## Text excerpt

-=-=-

# Openvz Node Security Implementations?



## ultimatehostings (Sep 6, 2013)

I was just wondering what kind of security tools someone puts on a OpenVZ hardware node? Has someone been successful in configuring CSF/APF?


----------



## Francisco (Sep 6, 2013)

Don't run CSF/APF on a node.

The less iptables entries you have the better.

Solus will already plaster your node in iptables entries for bandwidth accounting.

It's very much possible APF/CSF will bugger those rules up.

Francisco


----------



## ultimatehostings (Sep 6, 2013)

Francisco said:


> Don't run CSF/APF on a node.
> 
> 
> The less iptables entries you have the better.
> ...


Thanks, anyway I could get a demo login for your portal?


----------



## Francisco (Sep 6, 2013)

I'll fix up the test user a little later 

Francisco


----------



## jarland (Sep 6, 2013)

Same way you secure anything else. Key logins only, disable password login. Shut down any services that you don't need. Keep your private key secure.


----------



## HalfEatenPie (Sep 8, 2013)

jarland said:


> Same way you secure anything else. Key logins only, disable password login. Shut down any services that you don't need. Keep your private key secure.


Don't forget.  Lawyer up, Delete Facebook, Hit the Gym.


----------



## Mike (Sep 9, 2013)

Also installing CSF or APF will block the ports for the containers on an OpenVZ node as well.


----------

-=-=-

## Problem set
1) Retype the OpenVZ node security thread, everything from "# Openvz Node" down to "in configuring CSF/APF?".
2) In the OpenVZ node security thread, what does Solus already do to a node, according to Francisco?
Rely only on the OpenVZ node security thread and nothing else.

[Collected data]
-=-=-

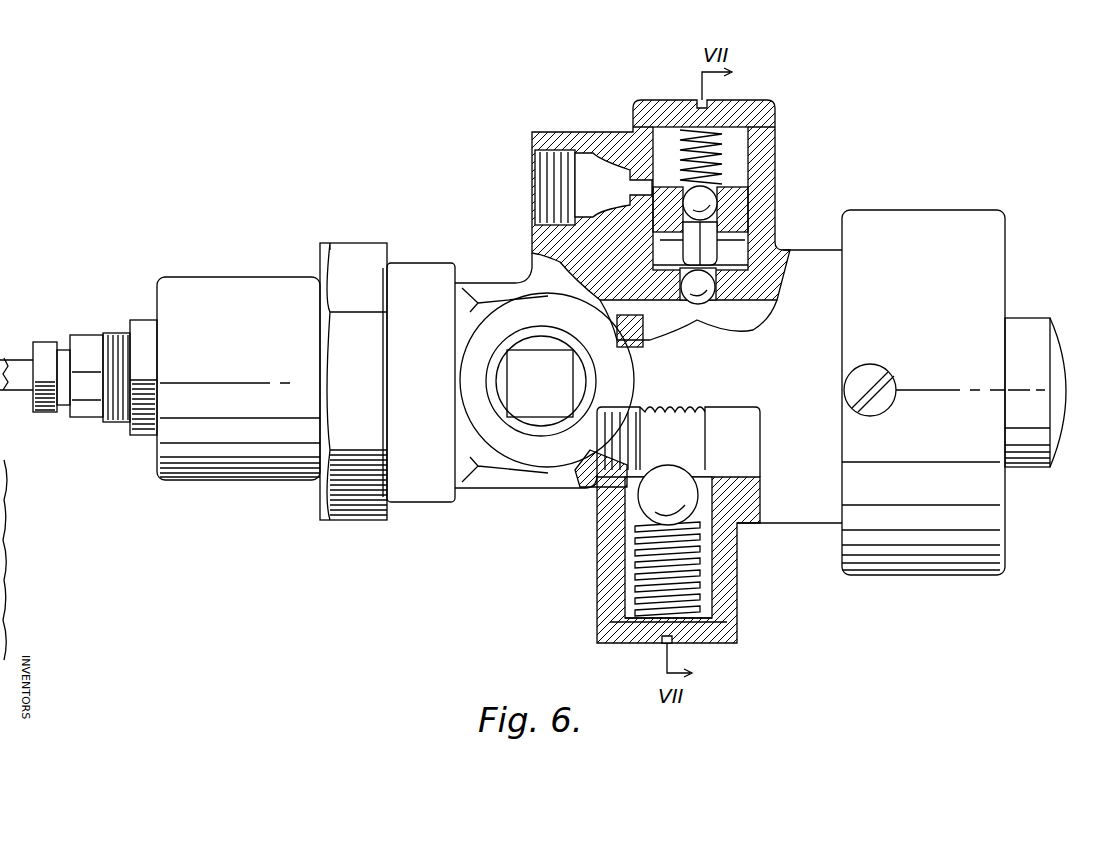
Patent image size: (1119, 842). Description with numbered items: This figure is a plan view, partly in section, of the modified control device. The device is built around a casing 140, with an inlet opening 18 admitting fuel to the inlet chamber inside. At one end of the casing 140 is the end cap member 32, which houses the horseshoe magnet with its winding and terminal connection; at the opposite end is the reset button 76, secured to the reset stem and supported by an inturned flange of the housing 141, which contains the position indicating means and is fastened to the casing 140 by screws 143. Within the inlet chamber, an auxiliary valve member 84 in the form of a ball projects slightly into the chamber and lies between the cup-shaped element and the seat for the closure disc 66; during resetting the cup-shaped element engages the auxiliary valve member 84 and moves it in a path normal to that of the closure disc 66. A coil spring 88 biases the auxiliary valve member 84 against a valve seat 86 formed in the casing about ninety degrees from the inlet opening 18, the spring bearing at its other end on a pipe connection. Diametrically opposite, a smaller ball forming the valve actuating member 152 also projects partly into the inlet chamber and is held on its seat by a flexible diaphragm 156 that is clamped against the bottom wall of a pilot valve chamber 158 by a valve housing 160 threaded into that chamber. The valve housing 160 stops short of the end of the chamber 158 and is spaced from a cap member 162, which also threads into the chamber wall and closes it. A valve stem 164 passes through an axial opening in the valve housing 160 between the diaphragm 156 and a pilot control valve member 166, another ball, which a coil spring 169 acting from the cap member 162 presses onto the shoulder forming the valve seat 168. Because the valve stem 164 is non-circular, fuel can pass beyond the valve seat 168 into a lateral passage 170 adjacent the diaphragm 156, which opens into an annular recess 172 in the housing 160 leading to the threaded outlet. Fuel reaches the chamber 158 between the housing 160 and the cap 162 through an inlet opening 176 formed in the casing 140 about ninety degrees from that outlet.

The end cap member 32 is at (250, 283).
The casing 140 is at (420, 272).
The annular recess 172 is at (526, 370).
The inlet opening 176 is at (543, 182).
The valve seat 168 is at (650, 200).
The coil spring 169 is at (723, 157).
The cap member 162 is at (773, 116).
The pilot valve chamber 158 is at (740, 170).
The pilot control valve member 166 is at (704, 205).
The valve housing 160 is at (735, 215).
The valve stem 164 is at (707, 235).
The lateral passage 170 is at (730, 256).
The flexible diaphragm 156 is at (722, 276).
The valve actuating member 152 is at (700, 292).
The housing 141 is at (935, 220).
The screws 143 is at (868, 372).
The reset button 76 is at (1028, 325).
The inlet opening 18 is at (533, 428).
The closure disc 66 is at (620, 462).
The valve seat 86 is at (615, 500).
The auxiliary valve member 84 is at (668, 478).
The coil spring 88 is at (712, 560).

-=-=-

## Solutions in order
1)
# Openvz Node Security Implementations?



## ultimatehostings (Sep 6, 2013)

I was just wondering what kind of security tools someone puts on a OpenVZ hardware node? Has someone been successful in configuring CSF/APF?

2) It plasters the node in iptables entries for bandwidth accounting.